### STATED TASK
Set all the material down again unchanged, without the pictures.

-- start RECORDS FOR THIS EXERCISE --

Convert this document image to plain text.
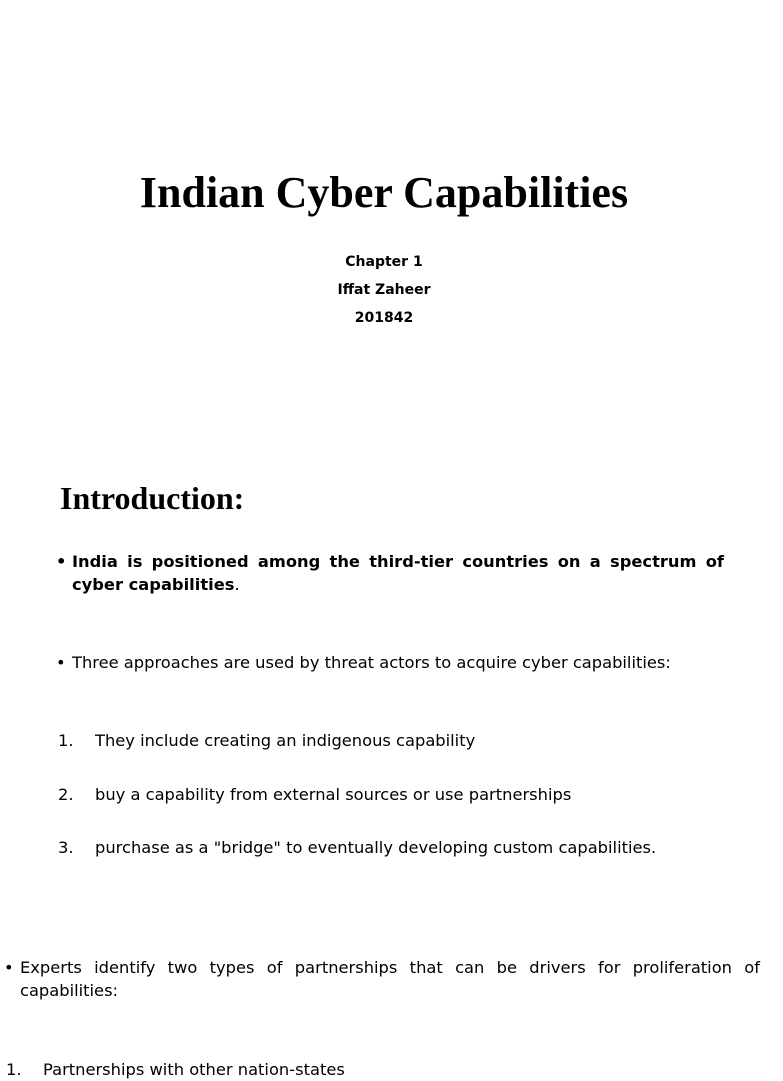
Indian Cyber Capabilities
Chapter 1
Iffat Zaheer
201842
Introduction:
• India is positioned among the third-tier countries on a spectrum of cyber capabilities.
• Three approaches are used by threat actors to acquire cyber capabilities:
1. They include creating an indigenous capability
2. buy a capability from external sources or use partnerships
3. purchase as a "bridge" to eventually developing custom capabilities.
• Experts identify two types of partnerships that can be drivers for proliferation of capabilities:
1. Partnerships with other nation-states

-- end RECORDS FOR THIS EXERCISE --

### CORRECT OUTPUT
Convert this document image to plain text.
Indian Cyber Capabilities
Chapter 1
Iffat Zaheer
201842
Introduction:
• India is positioned among the third-tier countries on a spectrum of cyber capabilities.
• Three approaches are used by threat actors to acquire cyber capabilities:
1. They include creating an indigenous capability
2. buy a capability from external sources or use partnerships
3. purchase as a "bridge" to eventually developing custom capabilities.
• Experts identify two types of partnerships that can be drivers for proliferation of capabilities:
1. Partnerships with other nation-states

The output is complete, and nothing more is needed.